# [Available records]
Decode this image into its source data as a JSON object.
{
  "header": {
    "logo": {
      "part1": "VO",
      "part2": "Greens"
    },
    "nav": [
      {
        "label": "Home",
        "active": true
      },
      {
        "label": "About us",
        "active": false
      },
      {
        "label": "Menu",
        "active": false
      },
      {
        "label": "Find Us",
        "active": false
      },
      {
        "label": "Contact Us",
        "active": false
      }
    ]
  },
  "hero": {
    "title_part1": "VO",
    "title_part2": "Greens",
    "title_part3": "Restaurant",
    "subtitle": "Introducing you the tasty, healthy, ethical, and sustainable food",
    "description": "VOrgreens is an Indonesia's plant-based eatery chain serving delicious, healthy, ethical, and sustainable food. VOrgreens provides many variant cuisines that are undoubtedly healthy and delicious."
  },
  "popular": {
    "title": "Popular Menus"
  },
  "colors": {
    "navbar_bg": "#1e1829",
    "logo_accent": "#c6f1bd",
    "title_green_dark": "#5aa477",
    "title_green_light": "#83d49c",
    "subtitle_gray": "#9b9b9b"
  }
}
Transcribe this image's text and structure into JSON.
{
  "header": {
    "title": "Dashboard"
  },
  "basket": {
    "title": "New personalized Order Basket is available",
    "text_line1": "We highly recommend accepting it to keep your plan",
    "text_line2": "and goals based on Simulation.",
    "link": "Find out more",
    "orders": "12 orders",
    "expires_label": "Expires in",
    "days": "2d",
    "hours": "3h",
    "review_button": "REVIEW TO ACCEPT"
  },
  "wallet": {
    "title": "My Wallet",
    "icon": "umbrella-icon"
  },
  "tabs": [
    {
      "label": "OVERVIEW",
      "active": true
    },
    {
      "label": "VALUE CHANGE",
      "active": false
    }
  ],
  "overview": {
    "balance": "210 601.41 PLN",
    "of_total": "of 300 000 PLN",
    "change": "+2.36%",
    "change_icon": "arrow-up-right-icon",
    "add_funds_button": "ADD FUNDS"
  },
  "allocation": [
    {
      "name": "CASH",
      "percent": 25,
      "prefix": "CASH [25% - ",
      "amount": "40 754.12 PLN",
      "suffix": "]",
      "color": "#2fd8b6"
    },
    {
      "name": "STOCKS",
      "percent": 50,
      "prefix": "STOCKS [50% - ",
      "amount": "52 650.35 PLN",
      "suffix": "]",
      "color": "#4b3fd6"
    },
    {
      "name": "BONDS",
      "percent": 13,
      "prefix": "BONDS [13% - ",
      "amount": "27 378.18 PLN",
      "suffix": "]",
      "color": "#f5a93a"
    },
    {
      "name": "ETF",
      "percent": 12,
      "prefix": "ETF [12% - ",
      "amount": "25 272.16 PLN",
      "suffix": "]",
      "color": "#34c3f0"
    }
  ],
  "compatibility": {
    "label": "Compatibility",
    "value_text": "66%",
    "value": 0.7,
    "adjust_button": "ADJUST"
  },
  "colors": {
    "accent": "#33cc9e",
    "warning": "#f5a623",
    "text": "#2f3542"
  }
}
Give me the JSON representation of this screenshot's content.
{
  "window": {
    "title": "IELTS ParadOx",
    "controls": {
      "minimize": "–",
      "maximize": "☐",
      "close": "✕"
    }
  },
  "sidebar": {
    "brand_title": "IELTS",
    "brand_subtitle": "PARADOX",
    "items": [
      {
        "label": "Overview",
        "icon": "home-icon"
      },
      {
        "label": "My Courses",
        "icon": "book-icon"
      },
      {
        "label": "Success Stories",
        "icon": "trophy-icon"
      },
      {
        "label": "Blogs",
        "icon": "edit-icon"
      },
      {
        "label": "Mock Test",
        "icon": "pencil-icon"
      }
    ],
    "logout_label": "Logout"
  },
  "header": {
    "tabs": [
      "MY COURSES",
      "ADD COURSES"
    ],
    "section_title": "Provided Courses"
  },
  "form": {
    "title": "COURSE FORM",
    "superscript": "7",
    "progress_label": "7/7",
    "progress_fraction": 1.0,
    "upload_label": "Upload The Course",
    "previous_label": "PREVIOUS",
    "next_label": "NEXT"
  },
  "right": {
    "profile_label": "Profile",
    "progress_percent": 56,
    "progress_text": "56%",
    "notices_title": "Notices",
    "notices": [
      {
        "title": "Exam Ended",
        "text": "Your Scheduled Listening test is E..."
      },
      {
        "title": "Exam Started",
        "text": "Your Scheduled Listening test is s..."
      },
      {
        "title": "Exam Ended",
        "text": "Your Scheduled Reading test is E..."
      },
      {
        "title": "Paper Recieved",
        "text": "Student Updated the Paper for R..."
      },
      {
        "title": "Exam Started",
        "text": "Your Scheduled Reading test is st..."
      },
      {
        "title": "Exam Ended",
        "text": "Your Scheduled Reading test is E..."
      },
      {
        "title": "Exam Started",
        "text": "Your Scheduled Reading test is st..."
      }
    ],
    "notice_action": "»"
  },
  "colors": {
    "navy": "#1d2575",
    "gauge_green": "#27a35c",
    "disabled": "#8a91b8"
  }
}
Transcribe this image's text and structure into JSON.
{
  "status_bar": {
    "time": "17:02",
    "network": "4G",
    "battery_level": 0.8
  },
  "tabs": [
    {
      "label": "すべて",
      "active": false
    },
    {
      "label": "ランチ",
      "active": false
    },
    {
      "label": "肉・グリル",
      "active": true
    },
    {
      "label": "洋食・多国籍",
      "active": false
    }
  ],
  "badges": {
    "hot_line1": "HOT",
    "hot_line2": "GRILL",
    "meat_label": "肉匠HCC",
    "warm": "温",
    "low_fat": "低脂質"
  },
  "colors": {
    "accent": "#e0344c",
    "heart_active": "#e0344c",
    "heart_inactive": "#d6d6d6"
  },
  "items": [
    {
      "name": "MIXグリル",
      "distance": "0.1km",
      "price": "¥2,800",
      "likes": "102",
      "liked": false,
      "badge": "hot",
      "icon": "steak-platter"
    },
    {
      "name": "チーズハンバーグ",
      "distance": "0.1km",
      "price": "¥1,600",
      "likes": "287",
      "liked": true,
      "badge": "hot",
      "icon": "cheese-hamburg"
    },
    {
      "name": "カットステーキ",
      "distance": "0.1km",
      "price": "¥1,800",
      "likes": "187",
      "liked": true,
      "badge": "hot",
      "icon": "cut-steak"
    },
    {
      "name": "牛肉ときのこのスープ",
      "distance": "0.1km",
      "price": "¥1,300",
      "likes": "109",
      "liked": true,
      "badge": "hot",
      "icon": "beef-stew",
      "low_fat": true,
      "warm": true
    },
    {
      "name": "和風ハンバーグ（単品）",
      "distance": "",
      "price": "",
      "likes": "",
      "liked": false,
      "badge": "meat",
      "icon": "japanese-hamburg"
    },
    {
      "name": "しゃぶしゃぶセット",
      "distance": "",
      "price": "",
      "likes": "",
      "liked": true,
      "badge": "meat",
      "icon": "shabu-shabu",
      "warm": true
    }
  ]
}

# [Task statement]
Write out the data again, exactly and in full.

# [Full output]
Decode this image into its source data as a JSON object.
{
  "header": {
    "logo": {
      "part1": "VO",
      "part2": "Greens"
    },
    "nav": [
      {
        "label": "Home",
        "active": true
      },
      {
        "label": "About us",
        "active": false
      },
      {
        "label": "Menu",
        "active": false
      },
      {
        "label": "Find Us",
        "active": false
      },
      {
        "label": "Contact Us",
        "active": false
      }
    ]
  },
  "hero": {
    "title_part1": "VO",
    "title_part2": "Greens",
    "title_part3": "Restaurant",
    "subtitle": "Introducing you the tasty, healthy, ethical, and sustainable food",
    "description": "VOrgreens is an Indonesia's plant-based eatery chain serving delicious, healthy, ethical, and sustainable food. VOrgreens provides many variant cuisines that are undoubtedly healthy and delicious."
  },
  "popular": {
    "title": "Popular Menus"
  },
  "colors": {
    "navbar_bg": "#1e1829",
    "logo_accent": "#c6f1bd",
    "title_green_dark": "#5aa477",
    "title_green_light": "#83d49c",
    "subtitle_gray": "#9b9b9b"
  }
}
Transcribe this image's text and structure into JSON.
{
  "header": {
    "title": "Dashboard"
  },
  "basket": {
    "title": "New personalized Order Basket is available",
    "text_line1": "We highly recommend accepting it to keep your plan",
    "text_line2": "and goals based on Simulation.",
    "link": "Find out more",
    "orders": "12 orders",
    "expires_label": "Expires in",
    "days": "2d",
    "hours": "3h",
    "review_button": "REVIEW TO ACCEPT"
  },
  "wallet": {
    "title": "My Wallet",
    "icon": "umbrella-icon"
  },
  "tabs": [
    {
      "label": "OVERVIEW",
      "active": true
    },
    {
      "label": "VALUE CHANGE",
      "active": false
    }
  ],
  "overview": {
    "balance": "210 601.41 PLN",
    "of_total": "of 300 000 PLN",
    "change": "+2.36%",
    "change_icon": "arrow-up-right-icon",
    "add_funds_button": "ADD FUNDS"
  },
  "allocation": [
    {
      "name": "CASH",
      "percent": 25,
      "prefix": "CASH [25% - ",
      "amount": "40 754.12 PLN",
      "suffix": "]",
      "color": "#2fd8b6"
    },
    {
      "name": "STOCKS",
      "percent": 50,
      "prefix": "STOCKS [50% - ",
      "amount": "52 650.35 PLN",
      "suffix": "]",
      "color": "#4b3fd6"
    },
    {
      "name": "BONDS",
      "percent": 13,
      "prefix": "BONDS [13% - ",
      "amount": "27 378.18 PLN",
      "suffix": "]",
      "color": "#f5a93a"
    },
    {
      "name": "ETF",
      "percent": 12,
      "prefix": "ETF [12% - ",
      "amount": "25 272.16 PLN",
      "suffix": "]",
      "color": "#34c3f0"
    }
  ],
  "compatibility": {
    "label": "Compatibility",
    "value_text": "66%",
    "value": 0.7,
    "adjust_button": "ADJUST"
  },
  "colors": {
    "accent": "#33cc9e",
    "warning": "#f5a623",
    "text": "#2f3542"
  }
}
Give me the JSON representation of this screenshot's content.
{
  "window": {
    "title": "IELTS ParadOx",
    "controls": {
      "minimize": "–",
      "maximize": "☐",
      "close": "✕"
    }
  },
  "sidebar": {
    "brand_title": "IELTS",
    "brand_subtitle": "PARADOX",
    "items": [
      {
        "label": "Overview",
        "icon": "home-icon"
      },
      {
        "label": "My Courses",
        "icon": "book-icon"
      },
      {
        "label": "Success Stories",
        "icon": "trophy-icon"
      },
      {
        "label": "Blogs",
        "icon": "edit-icon"
      },
      {
        "label": "Mock Test",
        "icon": "pencil-icon"
      }
    ],
    "logout_label": "Logout"
  },
  "header": {
    "tabs": [
      "MY COURSES",
      "ADD COURSES"
    ],
    "section_title": "Provided Courses"
  },
  "form": {
    "title": "COURSE FORM",
    "superscript": "7",
    "progress_label": "7/7",
    "progress_fraction": 1.0,
    "upload_label": "Upload The Course",
    "previous_label": "PREVIOUS",
    "next_label": "NEXT"
  },
  "right": {
    "profile_label": "Profile",
    "progress_percent": 56,
    "progress_text": "56%",
    "notices_title": "Notices",
    "notices": [
      {
        "title": "Exam Ended",
        "text": "Your Scheduled Listening test is E..."
      },
      {
        "title": "Exam Started",
        "text": "Your Scheduled Listening test is s..."
      },
      {
        "title": "Exam Ended",
        "text": "Your Scheduled Reading test is E..."
      },
      {
        "title": "Paper Recieved",
        "text": "Student Updated the Paper for R..."
      },
      {
        "title": "Exam Started",
        "text": "Your Scheduled Reading test is st..."
      },
      {
        "title": "Exam Ended",
        "text": "Your Scheduled Reading test is E..."
      },
      {
        "title": "Exam Started",
        "text": "Your Scheduled Reading test is st..."
      }
    ],
    "notice_action": "»"
  },
  "colors": {
    "navy": "#1d2575",
    "gauge_green": "#27a35c",
    "disabled": "#8a91b8"
  }
}
Transcribe this image's text and structure into JSON.
{
  "status_bar": {
    "time": "17:02",
    "network": "4G",
    "battery_level": 0.8
  },
  "tabs": [
    {
      "label": "すべて",
      "active": false
    },
    {
      "label": "ランチ",
      "active": false
    },
    {
      "label": "肉・グリル",
      "active": true
    },
    {
      "label": "洋食・多国籍",
      "active": false
    }
  ],
  "badges": {
    "hot_line1": "HOT",
    "hot_line2": "GRILL",
    "meat_label": "肉匠HCC",
    "warm": "温",
    "low_fat": "低脂質"
  },
  "colors": {
    "accent": "#e0344c",
    "heart_active": "#e0344c",
    "heart_inactive": "#d6d6d6"
  },
  "items": [
    {
      "name": "MIXグリル",
      "distance": "0.1km",
      "price": "¥2,800",
      "likes": "102",
      "liked": false,
      "badge": "hot",
      "icon": "steak-platter"
    },
    {
      "name": "チーズハンバーグ",
      "distance": "0.1km",
      "price": "¥1,600",
      "likes": "287",
      "liked": true,
      "badge": "hot",
      "icon": "cheese-hamburg"
    },
    {
      "name": "カットステーキ",
      "distance": "0.1km",
      "price": "¥1,800",
      "likes": "187",
      "liked": true,
      "badge": "hot",
      "icon": "cut-steak"
    },
    {
      "name": "牛肉ときのこのスープ",
      "distance": "0.1km",
      "price": "¥1,300",
      "likes": "109",
      "liked": true,
      "badge": "hot",
      "icon": "beef-stew",
      "low_fat": true,
      "warm": true
    },
    {
      "name": "和風ハンバーグ（単品）",
      "distance": "",
      "price": "",
      "likes": "",
      "liked": false,
      "badge": "meat",
      "icon": "japanese-hamburg"
    },
    {
      "name": "しゃぶしゃぶセット",
      "distance": "",
      "price": "",
      "likes": "",
      "liked": true,
      "badge": "meat",
      "icon": "shabu-shabu",
      "warm": true
    }
  ]
}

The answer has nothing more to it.